## BEGIN

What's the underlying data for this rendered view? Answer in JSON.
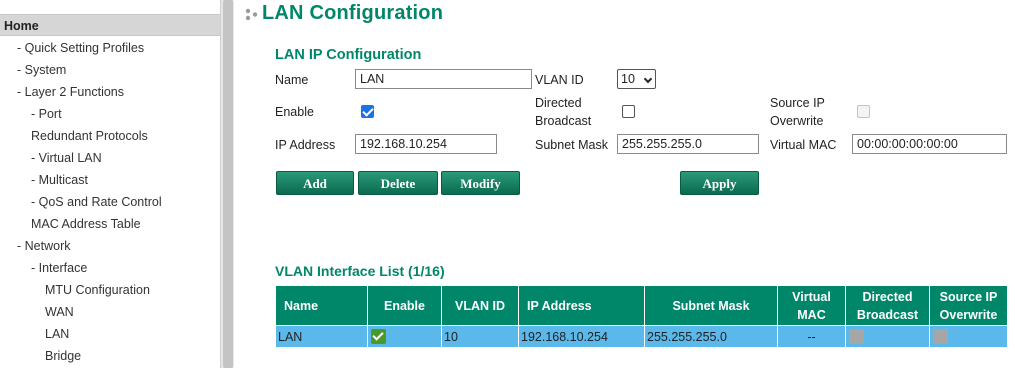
{
  "sidebar": {
    "items": [
      {
        "label": "Home"
      },
      {
        "label": "- Quick Setting Profiles"
      },
      {
        "label": "- System"
      },
      {
        "label": "- Layer 2 Functions"
      },
      {
        "label": "- Port"
      },
      {
        "label": "Redundant Protocols"
      },
      {
        "label": "- Virtual LAN"
      },
      {
        "label": "- Multicast"
      },
      {
        "label": "- QoS and Rate Control"
      },
      {
        "label": "MAC Address Table"
      },
      {
        "label": "- Network"
      },
      {
        "label": "- Interface"
      },
      {
        "label": "MTU Configuration"
      },
      {
        "label": "WAN"
      },
      {
        "label": "LAN"
      },
      {
        "label": "Bridge"
      }
    ]
  },
  "page": {
    "title": "LAN Configuration"
  },
  "form": {
    "section_title": "LAN IP Configuration",
    "name_label": "Name",
    "name_value": "LAN",
    "vlan_id_label": "VLAN ID",
    "vlan_id_value": "10",
    "enable_label": "Enable",
    "enable_checked": true,
    "directed_broadcast_label_1": "Directed",
    "directed_broadcast_label_2": "Broadcast",
    "directed_broadcast_checked": false,
    "source_ip_overwrite_label_1": "Source IP",
    "source_ip_overwrite_label_2": "Overwrite",
    "source_ip_overwrite_checked": false,
    "ip_address_label": "IP Address",
    "ip_address_value": "192.168.10.254",
    "subnet_mask_label": "Subnet Mask",
    "subnet_mask_value": "255.255.255.0",
    "virtual_mac_label": "Virtual MAC",
    "virtual_mac_value": "00:00:00:00:00:00"
  },
  "buttons": {
    "add": "Add",
    "delete": "Delete",
    "modify": "Modify",
    "apply": "Apply"
  },
  "table": {
    "section_title": "VLAN Interface List (1/16)",
    "headers": {
      "name": "Name",
      "enable": "Enable",
      "vlan_id": "VLAN ID",
      "ip_address": "IP Address",
      "subnet_mask": "Subnet Mask",
      "virtual_mac_1": "Virtual",
      "virtual_mac_2": "MAC",
      "directed_broadcast_1": "Directed",
      "directed_broadcast_2": "Broadcast",
      "source_ip_overwrite_1": "Source IP",
      "source_ip_overwrite_2": "Overwrite"
    },
    "rows": [
      {
        "name": "LAN",
        "enable": true,
        "vlan_id": "10",
        "ip_address": "192.168.10.254",
        "subnet_mask": "255.255.255.0",
        "virtual_mac": "--",
        "directed_broadcast": false,
        "source_ip_overwrite": false
      }
    ]
  },
  "colors": {
    "accent": "#008769",
    "row_highlight": "#5bb8ea",
    "checkbox_blue": "#1a73e8"
  }
}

## END

* **TASK GOAL**: Transcribe each entry above exactly, apart from the pictures.

* **RESPONSE**:
What's the underlying data for this rendered view? Answer in JSON.
{
  "sidebar": {
    "items": [
      {
        "label": "Home"
      },
      {
        "label": "- Quick Setting Profiles"
      },
      {
        "label": "- System"
      },
      {
        "label": "- Layer 2 Functions"
      },
      {
        "label": "- Port"
      },
      {
        "label": "Redundant Protocols"
      },
      {
        "label": "- Virtual LAN"
      },
      {
        "label": "- Multicast"
      },
      {
        "label": "- QoS and Rate Control"
      },
      {
        "label": "MAC Address Table"
      },
      {
        "label": "- Network"
      },
      {
        "label": "- Interface"
      },
      {
        "label": "MTU Configuration"
      },
      {
        "label": "WAN"
      },
      {
        "label": "LAN"
      },
      {
        "label": "Bridge"
      }
    ]
  },
  "page": {
    "title": "LAN Configuration"
  },
  "form": {
    "section_title": "LAN IP Configuration",
    "name_label": "Name",
    "name_value": "LAN",
    "vlan_id_label": "VLAN ID",
    "vlan_id_value": "10",
    "enable_label": "Enable",
    "enable_checked": true,
    "directed_broadcast_label_1": "Directed",
    "directed_broadcast_label_2": "Broadcast",
    "directed_broadcast_checked": false,
    "source_ip_overwrite_label_1": "Source IP",
    "source_ip_overwrite_label_2": "Overwrite",
    "source_ip_overwrite_checked": false,
    "ip_address_label": "IP Address",
    "ip_address_value": "192.168.10.254",
    "subnet_mask_label": "Subnet Mask",
    "subnet_mask_value": "255.255.255.0",
    "virtual_mac_label": "Virtual MAC",
    "virtual_mac_value": "00:00:00:00:00:00"
  },
  "buttons": {
    "add": "Add",
    "delete": "Delete",
    "modify": "Modify",
    "apply": "Apply"
  },
  "table": {
    "section_title": "VLAN Interface List (1/16)",
    "headers": {
      "name": "Name",
      "enable": "Enable",
      "vlan_id": "VLAN ID",
      "ip_address": "IP Address",
      "subnet_mask": "Subnet Mask",
      "virtual_mac_1": "Virtual",
      "virtual_mac_2": "MAC",
      "directed_broadcast_1": "Directed",
      "directed_broadcast_2": "Broadcast",
      "source_ip_overwrite_1": "Source IP",
      "source_ip_overwrite_2": "Overwrite"
    },
    "rows": [
      {
        "name": "LAN",
        "enable": true,
        "vlan_id": "10",
        "ip_address": "192.168.10.254",
        "subnet_mask": "255.255.255.0",
        "virtual_mac": "--",
        "directed_broadcast": false,
        "source_ip_overwrite": false
      }
    ]
  },
  "colors": {
    "accent": "#008769",
    "row_highlight": "#5bb8ea",
    "checkbox_blue": "#1a73e8"
  }
}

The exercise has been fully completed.